■ REQUEST ■
Gather all lines in the entries below that include the word "Orbit".

■ DATASET ■

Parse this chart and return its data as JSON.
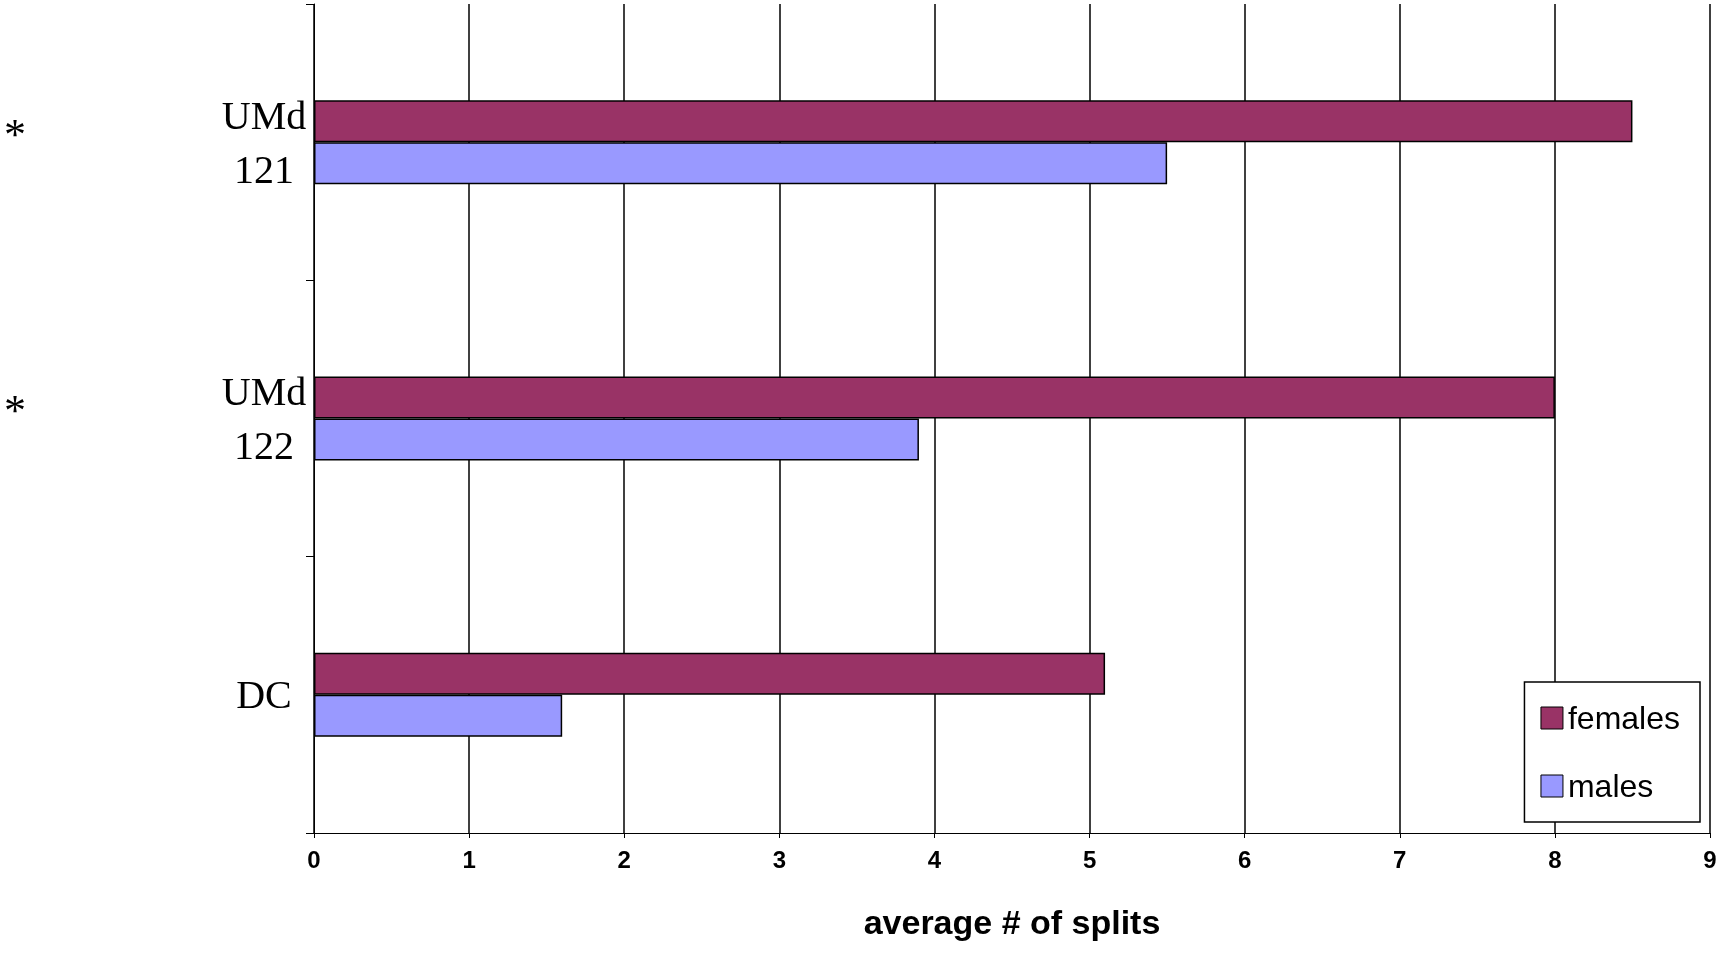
{
  "chart_data": {
    "type": "bar",
    "orientation": "horizontal",
    "xlabel": "average # of splits",
    "categories": [
      "UMd\n121",
      "UMd\n122",
      "DC"
    ],
    "series": [
      {
        "name": "females",
        "color": "#993366",
        "values": [
          8.5,
          8.0,
          5.1
        ]
      },
      {
        "name": "males",
        "color": "#9999ff",
        "values": [
          5.5,
          3.9,
          1.6
        ]
      }
    ],
    "xlim": [
      0,
      9
    ],
    "xticks": [
      0,
      1,
      2,
      3,
      4,
      5,
      6,
      7,
      8,
      9
    ],
    "grid": "x",
    "legend": "bottom right",
    "annotations": [
      "*",
      "*"
    ]
  }
}
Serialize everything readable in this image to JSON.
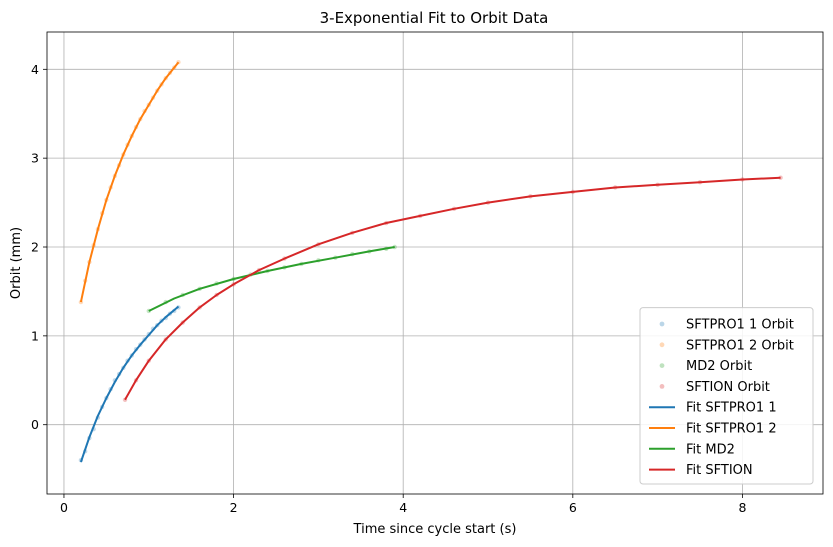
{
  "chart_data": {
    "type": "scatter",
    "title": "3-Exponential Fit to Orbit Data",
    "xlabel": "Time since cycle start (s)",
    "ylabel": "Orbit (mm)",
    "xlim": [
      -0.2,
      8.95
    ],
    "ylim": [
      -0.78,
      4.42
    ],
    "xticks": [
      0,
      2,
      4,
      6,
      8
    ],
    "yticks": [
      0,
      1,
      2,
      3,
      4
    ],
    "grid": true,
    "legend_position": "lower-right",
    "series": [
      {
        "name": "SFTPRO1 1 Orbit",
        "kind": "scatter",
        "color": "#1f77b4",
        "x": [
          0.2,
          0.25,
          0.3,
          0.35,
          0.4,
          0.45,
          0.5,
          0.55,
          0.6,
          0.65,
          0.7,
          0.75,
          0.8,
          0.85,
          0.9,
          0.95,
          1.0,
          1.05,
          1.1,
          1.15,
          1.2,
          1.25,
          1.3,
          1.35
        ],
        "y": [
          -0.4,
          -0.3,
          -0.15,
          -0.05,
          0.08,
          0.2,
          0.3,
          0.4,
          0.5,
          0.57,
          0.64,
          0.72,
          0.78,
          0.85,
          0.9,
          0.96,
          1.02,
          1.08,
          1.12,
          1.17,
          1.2,
          1.25,
          1.28,
          1.32
        ]
      },
      {
        "name": "SFTPRO1 2 Orbit",
        "kind": "scatter",
        "color": "#ff7f0e",
        "x": [
          0.2,
          0.25,
          0.3,
          0.35,
          0.4,
          0.45,
          0.5,
          0.55,
          0.6,
          0.65,
          0.7,
          0.75,
          0.8,
          0.85,
          0.9,
          0.95,
          1.0,
          1.05,
          1.1,
          1.15,
          1.2,
          1.25,
          1.3,
          1.35
        ],
        "y": [
          1.38,
          1.62,
          1.83,
          2.02,
          2.2,
          2.38,
          2.53,
          2.67,
          2.8,
          2.92,
          3.04,
          3.15,
          3.25,
          3.35,
          3.44,
          3.53,
          3.6,
          3.68,
          3.76,
          3.83,
          3.9,
          3.96,
          4.02,
          4.08
        ]
      },
      {
        "name": "MD2 Orbit",
        "kind": "scatter",
        "color": "#2ca02c",
        "x": [
          1.0,
          1.2,
          1.4,
          1.6,
          1.8,
          2.0,
          2.2,
          2.4,
          2.6,
          2.8,
          3.0,
          3.2,
          3.4,
          3.6,
          3.8,
          3.9
        ],
        "y": [
          1.28,
          1.38,
          1.46,
          1.53,
          1.59,
          1.64,
          1.69,
          1.73,
          1.77,
          1.81,
          1.85,
          1.88,
          1.92,
          1.95,
          1.98,
          2.0
        ]
      },
      {
        "name": "SFTION Orbit",
        "kind": "scatter",
        "color": "#d62728",
        "x": [
          0.72,
          0.85,
          1.0,
          1.2,
          1.4,
          1.6,
          1.8,
          2.0,
          2.3,
          2.6,
          3.0,
          3.4,
          3.8,
          4.2,
          4.6,
          5.0,
          5.5,
          6.0,
          6.5,
          7.0,
          7.5,
          8.0,
          8.45
        ],
        "y": [
          0.28,
          0.5,
          0.72,
          0.96,
          1.15,
          1.32,
          1.46,
          1.58,
          1.74,
          1.87,
          2.03,
          2.16,
          2.27,
          2.35,
          2.43,
          2.5,
          2.57,
          2.62,
          2.67,
          2.7,
          2.73,
          2.76,
          2.78
        ]
      },
      {
        "name": "Fit SFTPRO1 1",
        "kind": "line",
        "color": "#1f77b4",
        "x": [
          0.2,
          0.3,
          0.4,
          0.5,
          0.6,
          0.7,
          0.8,
          0.9,
          1.0,
          1.1,
          1.2,
          1.35
        ],
        "y": [
          -0.42,
          -0.14,
          0.1,
          0.3,
          0.48,
          0.64,
          0.78,
          0.9,
          1.01,
          1.12,
          1.21,
          1.33
        ]
      },
      {
        "name": "Fit SFTPRO1 2",
        "kind": "line",
        "color": "#ff7f0e",
        "x": [
          0.2,
          0.3,
          0.4,
          0.5,
          0.6,
          0.7,
          0.8,
          0.9,
          1.0,
          1.1,
          1.2,
          1.35
        ],
        "y": [
          1.38,
          1.83,
          2.2,
          2.53,
          2.8,
          3.04,
          3.25,
          3.44,
          3.6,
          3.76,
          3.9,
          4.08
        ]
      },
      {
        "name": "Fit MD2",
        "kind": "line",
        "color": "#2ca02c",
        "x": [
          1.0,
          1.3,
          1.6,
          2.0,
          2.4,
          2.8,
          3.2,
          3.6,
          3.9
        ],
        "y": [
          1.28,
          1.42,
          1.53,
          1.64,
          1.73,
          1.81,
          1.88,
          1.95,
          2.0
        ]
      },
      {
        "name": "Fit SFTION",
        "kind": "line",
        "color": "#d62728",
        "x": [
          0.72,
          0.85,
          1.0,
          1.2,
          1.4,
          1.6,
          1.8,
          2.0,
          2.3,
          2.6,
          3.0,
          3.4,
          3.8,
          4.2,
          4.6,
          5.0,
          5.5,
          6.0,
          6.5,
          7.0,
          7.5,
          8.0,
          8.45
        ],
        "y": [
          0.28,
          0.5,
          0.72,
          0.96,
          1.15,
          1.32,
          1.46,
          1.58,
          1.74,
          1.87,
          2.03,
          2.16,
          2.27,
          2.35,
          2.43,
          2.5,
          2.57,
          2.62,
          2.67,
          2.7,
          2.73,
          2.76,
          2.78
        ]
      }
    ]
  }
}
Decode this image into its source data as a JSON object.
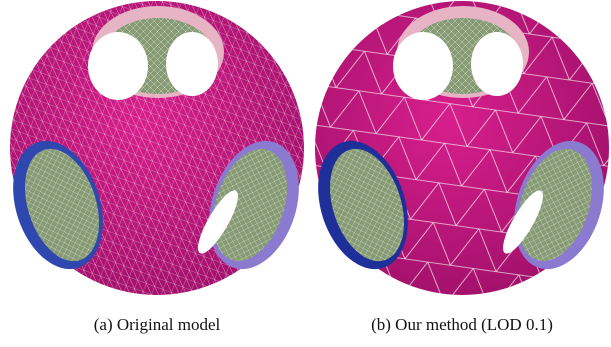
{
  "figure": {
    "panels": [
      {
        "caption": "(a) Original model"
      },
      {
        "caption": "(b) Our method (LOD 0.1)"
      }
    ]
  }
}
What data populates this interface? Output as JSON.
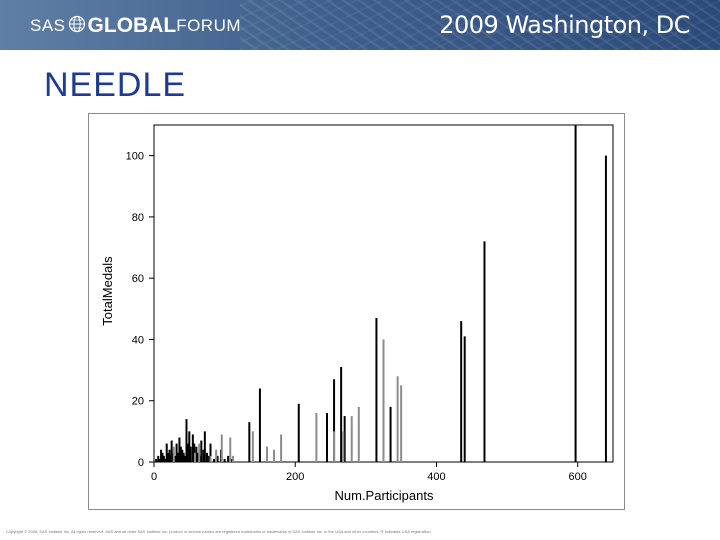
{
  "header": {
    "logo_prefix": "SAS",
    "logo_bold": "GLOBAL",
    "logo_suffix": "FORUM",
    "event": "2009 Washington, DC"
  },
  "slide": {
    "title": "NEEDLE"
  },
  "footer": {
    "text": "Copyright © 2008, SAS Institute Inc. All rights reserved. SAS and all other SAS Institute Inc. product or service names are registered trademarks or trademarks of SAS Institute Inc. in the USA and other countries. ® indicates USA registration."
  },
  "chart_data": {
    "type": "needle",
    "xlabel": "Num.Participants",
    "ylabel": "TotalMedals",
    "xlim": [
      0,
      650
    ],
    "ylim": [
      0,
      110
    ],
    "x_ticks": [
      0,
      200,
      400,
      600
    ],
    "y_ticks": [
      0,
      20,
      40,
      60,
      80,
      100
    ],
    "y_tick_labels": [
      "0",
      "20",
      "40",
      "60",
      "80",
      "100"
    ],
    "grid": false,
    "series": [
      {
        "color": "#000000",
        "x": [
          3,
          6,
          8,
          10,
          12,
          14,
          16,
          18,
          20,
          22,
          24,
          25,
          27,
          30,
          32,
          34,
          36,
          38,
          40,
          42,
          44,
          46,
          48,
          50,
          52,
          55,
          57,
          60,
          62,
          65,
          67,
          70,
          72,
          75,
          78,
          80,
          85,
          90,
          95,
          100,
          105,
          110,
          135,
          150,
          205,
          245,
          255,
          265,
          270,
          315,
          335,
          435,
          440,
          468,
          597,
          640
        ],
        "y": [
          1,
          2,
          1,
          4,
          3,
          2,
          1,
          6,
          3,
          4,
          2,
          7,
          3,
          2,
          6,
          3,
          8,
          5,
          4,
          3,
          2,
          14,
          6,
          10,
          5,
          9,
          6,
          5,
          3,
          2,
          7,
          4,
          10,
          3,
          2,
          6,
          1,
          2,
          4,
          1,
          2,
          1,
          13,
          24,
          19,
          16,
          27,
          31,
          15,
          47,
          18,
          46,
          41,
          72,
          110,
          100
        ]
      },
      {
        "color": "#8c8c8c",
        "x": [
          28,
          58,
          64,
          80,
          88,
          96,
          108,
          112,
          140,
          160,
          170,
          180,
          230,
          255,
          268,
          280,
          290,
          325,
          345,
          350
        ],
        "y": [
          5,
          3,
          6,
          2,
          4,
          9,
          8,
          2,
          10,
          5,
          4,
          9,
          16,
          10,
          10,
          15,
          18,
          40,
          28,
          25
        ]
      }
    ]
  }
}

■ REPLY TO THE EXERCISE ■
    "title": "3-Exponential Fit to Orbit Data",
    "ylabel": "Orbit (mm)",
        "name": "SFTPRO1 1 Orbit",
        "name": "SFTPRO1 2 Orbit",
        "name": "MD2 Orbit",
        "name": "SFTION Orbit",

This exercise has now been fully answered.